WORK TO COMPLETE >>
Find the word "minutters" in the records below. List each line containing it.

--- start RECORDS ---

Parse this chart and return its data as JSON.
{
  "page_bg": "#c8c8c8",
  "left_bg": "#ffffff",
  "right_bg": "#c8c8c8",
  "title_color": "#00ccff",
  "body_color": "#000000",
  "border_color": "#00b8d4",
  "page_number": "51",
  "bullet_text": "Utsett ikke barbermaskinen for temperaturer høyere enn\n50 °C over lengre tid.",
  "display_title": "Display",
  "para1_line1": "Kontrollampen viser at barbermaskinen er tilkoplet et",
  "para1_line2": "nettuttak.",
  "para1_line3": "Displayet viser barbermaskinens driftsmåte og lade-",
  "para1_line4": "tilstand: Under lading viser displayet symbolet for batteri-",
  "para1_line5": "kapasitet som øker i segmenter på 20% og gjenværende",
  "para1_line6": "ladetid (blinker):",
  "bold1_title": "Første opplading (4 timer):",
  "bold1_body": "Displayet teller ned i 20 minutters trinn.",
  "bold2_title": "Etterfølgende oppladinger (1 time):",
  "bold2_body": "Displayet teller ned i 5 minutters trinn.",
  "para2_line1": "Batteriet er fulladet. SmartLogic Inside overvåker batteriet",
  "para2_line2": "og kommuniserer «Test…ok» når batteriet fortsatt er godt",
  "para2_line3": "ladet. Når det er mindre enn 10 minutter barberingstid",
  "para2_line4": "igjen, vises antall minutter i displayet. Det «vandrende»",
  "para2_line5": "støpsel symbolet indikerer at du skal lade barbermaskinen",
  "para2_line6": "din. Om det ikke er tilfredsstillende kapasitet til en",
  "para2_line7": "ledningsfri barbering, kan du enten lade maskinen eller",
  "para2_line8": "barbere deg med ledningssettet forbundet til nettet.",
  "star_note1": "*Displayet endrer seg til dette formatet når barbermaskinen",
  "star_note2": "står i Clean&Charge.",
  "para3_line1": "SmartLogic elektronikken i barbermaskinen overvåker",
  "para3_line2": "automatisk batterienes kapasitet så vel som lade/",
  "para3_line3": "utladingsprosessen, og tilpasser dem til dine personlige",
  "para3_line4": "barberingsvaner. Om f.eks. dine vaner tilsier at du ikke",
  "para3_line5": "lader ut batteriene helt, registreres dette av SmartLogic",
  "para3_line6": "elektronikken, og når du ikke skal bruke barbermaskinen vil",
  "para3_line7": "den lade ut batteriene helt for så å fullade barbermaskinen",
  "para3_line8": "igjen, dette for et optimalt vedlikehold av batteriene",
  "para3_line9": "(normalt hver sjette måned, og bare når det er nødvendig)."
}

--- end RECORDS ---

THE SOLUTION >>
  "bold1_body": "Displayet teller ned i 20 minutters trinn.",
  "bold2_body": "Displayet teller ned i 5 minutters trinn.",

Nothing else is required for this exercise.